··· EXTRACT PROVIDED ···

Another example is Rabindranath Tagore. The Bengali pronunciation is different, and so is the spelling in Bangla (where it's written as রবীন্দ্রনাথ ঠাকুর, pronounced as Robindronaath Thhakur). You might argue that it is easy to spell out the original Bangla spelling using IPA, however, would someone be able to figure out that the Robi is actually spelled using "Robee" (long-e) (due to spelling conventions?).

I looked into many other articles, which happily has these type of script but that's not raising an eyebrow anywhere. For example, Aristotle, Plato display Greek script. Li Peng has chinese script (yes, several different scripts). There doesn't seem to be any problem with those articles.

Time and again, I see the problems only in some Indian articles, involving *only* a particular group of editors. That is not a justification for removal of quite useful scripts from the rest of the biography pages.

10-15 characters per article is not a nuisance, nor a big deal. But these few characters carry a significant piece of info, if not the most important one - the person's name. I strongly support keeping the native script name of the person (not the "vernacular" which is ambiguous). A person's name is his/her identity, we gain nothing by removing it just to solve a few edit wars.

In the end, I'll argue for using the East Asian solution, i.e. boxes, as in Mao Zedong. That won't, however, stop the edit warriors, but that's a different problem. Thanks. --Ragib 06:53, 1 December 2006 (UTC)

8-)--D-Boy 07:13, 1 December 2006 (UTC)

Which scripts to include (Proposal three)[edit]

I have added one note to proposal three:

The purpose behind adding scripts is to help the user find relevant documentation. This should be kept in mind in deciding which scripts to add, and scripts shouldn't be added just because the subject is popular in that language.

Maybe someone whose English is better than mine can reword this. What I mean is that when we talk about people like A.M. Rajah, we should write the name in a box in Tamil, Telugu and Kannada scripts because searching in each script will will give you selections of his songs in films in those languages. Similarly, for A.E. Manoharan the name should be in both Sinhala and Tamil because you will find a lot of his songs on Sinhala sites. Geeta Dutt should for the same reason be in Bengali, Hindi and Gujarati because she sang in all these languages (I think all three have different scripts). I don't know how this applies to Bollywood people in Hindi and Urdu, but it should be easy to decide whether it will help to find more information or not. -- Ponnampalam 12:19, 1 December 2006 (UTC)

Geeta Dutt in Bengali seems fine since she's a bengali woman.--D-Boy 19:19, 1 December 2006 (UTC)

··· SUPPLIED MATERIAL ···

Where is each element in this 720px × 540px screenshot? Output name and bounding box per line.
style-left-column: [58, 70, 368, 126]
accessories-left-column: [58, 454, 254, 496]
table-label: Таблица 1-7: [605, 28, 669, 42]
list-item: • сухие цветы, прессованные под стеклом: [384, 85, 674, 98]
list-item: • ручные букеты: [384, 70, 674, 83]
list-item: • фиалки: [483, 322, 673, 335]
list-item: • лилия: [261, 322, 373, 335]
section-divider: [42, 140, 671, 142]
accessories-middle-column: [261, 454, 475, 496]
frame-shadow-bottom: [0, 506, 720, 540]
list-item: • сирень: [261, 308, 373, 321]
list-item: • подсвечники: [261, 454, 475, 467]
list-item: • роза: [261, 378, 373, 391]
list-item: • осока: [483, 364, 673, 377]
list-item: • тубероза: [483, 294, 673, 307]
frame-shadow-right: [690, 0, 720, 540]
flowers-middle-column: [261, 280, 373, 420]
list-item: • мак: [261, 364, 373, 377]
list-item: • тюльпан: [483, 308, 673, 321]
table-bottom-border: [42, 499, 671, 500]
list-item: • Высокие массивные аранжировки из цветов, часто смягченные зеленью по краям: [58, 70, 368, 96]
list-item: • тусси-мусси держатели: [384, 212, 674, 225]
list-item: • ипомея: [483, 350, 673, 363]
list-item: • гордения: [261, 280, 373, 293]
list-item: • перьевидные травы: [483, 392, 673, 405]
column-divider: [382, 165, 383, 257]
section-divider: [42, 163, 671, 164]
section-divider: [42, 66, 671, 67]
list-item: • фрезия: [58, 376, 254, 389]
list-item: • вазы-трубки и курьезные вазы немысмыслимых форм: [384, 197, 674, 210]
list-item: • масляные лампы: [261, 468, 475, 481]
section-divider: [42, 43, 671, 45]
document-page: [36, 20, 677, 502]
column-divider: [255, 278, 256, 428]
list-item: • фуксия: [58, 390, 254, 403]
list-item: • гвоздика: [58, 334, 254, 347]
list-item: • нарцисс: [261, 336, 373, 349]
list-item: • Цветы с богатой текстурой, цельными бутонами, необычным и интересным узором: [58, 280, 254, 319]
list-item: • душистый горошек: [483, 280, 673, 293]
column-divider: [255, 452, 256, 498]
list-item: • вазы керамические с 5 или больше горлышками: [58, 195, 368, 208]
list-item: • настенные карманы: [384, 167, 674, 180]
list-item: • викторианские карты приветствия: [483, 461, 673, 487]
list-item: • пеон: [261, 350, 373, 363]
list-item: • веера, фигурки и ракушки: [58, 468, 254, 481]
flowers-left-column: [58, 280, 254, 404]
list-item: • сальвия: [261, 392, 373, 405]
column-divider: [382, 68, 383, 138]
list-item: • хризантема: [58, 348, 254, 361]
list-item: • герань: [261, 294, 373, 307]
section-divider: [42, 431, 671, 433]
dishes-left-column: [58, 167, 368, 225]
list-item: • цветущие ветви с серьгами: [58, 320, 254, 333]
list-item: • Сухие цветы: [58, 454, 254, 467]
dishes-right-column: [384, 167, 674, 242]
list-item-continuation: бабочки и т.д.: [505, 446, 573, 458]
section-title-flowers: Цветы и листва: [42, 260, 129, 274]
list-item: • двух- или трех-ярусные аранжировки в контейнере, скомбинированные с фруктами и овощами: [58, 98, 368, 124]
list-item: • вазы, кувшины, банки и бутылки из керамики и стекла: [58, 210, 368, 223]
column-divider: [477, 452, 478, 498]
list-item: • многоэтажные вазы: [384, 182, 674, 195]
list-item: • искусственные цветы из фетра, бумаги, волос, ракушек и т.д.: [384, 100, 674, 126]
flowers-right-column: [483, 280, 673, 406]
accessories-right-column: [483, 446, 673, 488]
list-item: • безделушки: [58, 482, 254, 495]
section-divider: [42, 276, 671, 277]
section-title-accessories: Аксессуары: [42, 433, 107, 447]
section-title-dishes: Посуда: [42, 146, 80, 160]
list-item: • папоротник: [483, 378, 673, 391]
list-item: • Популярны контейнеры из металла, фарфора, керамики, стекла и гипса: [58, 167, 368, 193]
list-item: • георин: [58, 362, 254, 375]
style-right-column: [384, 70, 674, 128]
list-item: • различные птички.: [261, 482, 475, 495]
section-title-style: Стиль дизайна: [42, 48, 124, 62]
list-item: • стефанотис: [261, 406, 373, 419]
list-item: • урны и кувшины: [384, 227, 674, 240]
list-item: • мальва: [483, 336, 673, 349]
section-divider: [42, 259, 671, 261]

···

EXERCISE TASK 1
Retype the listing verbatim, beginning with its first line and ending with the line containing "list-item: • лилия: [261, 322, 373, 335]".
EXERCISE TASK 2
Extend the discussion about native scripts in biography articles past its final comment.

EXERCISE OUTPUT 1
Where is each element in this 720px × 540px screenshot? Output name and bounding box per line.
style-left-column: [58, 70, 368, 126]
accessories-left-column: [58, 454, 254, 496]
table-label: Таблица 1-7: [605, 28, 669, 42]
list-item: • сухие цветы, прессованные под стеклом: [384, 85, 674, 98]
list-item: • ручные букеты: [384, 70, 674, 83]
list-item: • фиалки: [483, 322, 673, 335]
list-item: • лилия: [261, 322, 373, 335]

EXERCISE OUTPUT 2
A great illustration of the absurdity of the need for native scripts. One needs to define the subject's ethnicity to define one's native language. What is the subject is of mixed parentage? Take for example Nora Jones. She is the daughter of Ravi Shankar and Sue Jones, whos is an American. Nora lives in the US and sings in English. But since her parentage is half Bengali, would you consider including Bengali script in that article? The same problem would apply for Zubin Mehta, Iftikhar Ali Khan Pataudi, and many more. The bone of contention is the acts of a number of editors diligently adding Hindi scripts in article even remotely related to India, arguing that it was because 'Hindi is the official language' of the Indian Government. I'm sorry, it all look a bit silly to me. I see no need to lable someone or something denoting their ethnicity, religion or race. - Parthi talk/contribs 23:29, 1 December 2006 (UTC) Look at Rekha for example. Why is there Hindi and Urdu in this article, but not Tamil (her ethnicity)? I'm really surprised that there hasn't been an edit war for that omission! - Parthi talk/contribs 23:31, 1 December 2006 (UTC)
You are right about Nora Jones, but these are exceptional cases. In many cases, the native language is quite obvious (such as William Shakespeare's being english, Rabindranath Tagore's being Bengali). Same goes for Uttam Kumar, Suchitra Sen, Amitabh Bachchan and a most other people. Thanks. --Ragib 23:35, 1 December 2006 (UTC)
I respect your opinion Ragib, but my point is that such exceptional circumstances and the need felt by some to include Hindi scripts in all India related articles always lead to long-drawn edit wars. If we can find a via media for this and come up with an acceptable solution such as restricting them in an infobox, I will support option 3. Regards Parthi talk/contribs 00:06, 2 December 2006 (UTC)
I have redesigned the Carnatic music infobox to include the vernacular scripts instead of the lead para. Please take a look: Carnatic music. - — Preceding unsigned comment added by Venu62 (talkcontribs) Parthi talk/contribs 04:05, 2 December 2006 (UTC)
If you're worried about Hindi and that's you're main complaint, don't worry. I don't even want Hindi used everywhere. It shouldn't be.--D-Boy 04:03, 2 December 2006 (UTC)
I'm not worried about Hindi. I'm worried about the useless edit wars created by these scripts that waste the time of a lot of useful editors. - Parthi talk/contribs 04:11, 2 December 2006 (UTC)
If they get all the scripts on a page like this Japanese invasions of Korea (1592-1598), i'm sure we can manage.--D-Boy 05:13, 2 December 2006 (UTC)

Song lyrics[edit]

I don't know if the Indian writers want to use these same guidelines or have different ones to decide what script the complete lyrics of songs should be written in. Because some people have had fights about this, maybe we should decide this also? -- Ponnampalam 12:19, 1 December 2006 (UTC)

Surely the more important question is whether articles should include complete song lyrics at all? That seems to raise issues with WP:NOT, to say nothing of the matter of copyright... Perhaps I'm misunderstanding, though. Can you provide an example? -- Visviva 03:09, 2 December 2006 (UTC)
The issue seems to be died down now, so maybe we can leave it at that. -- Ponnampalam 12:39, 3 December 2006 (UTC)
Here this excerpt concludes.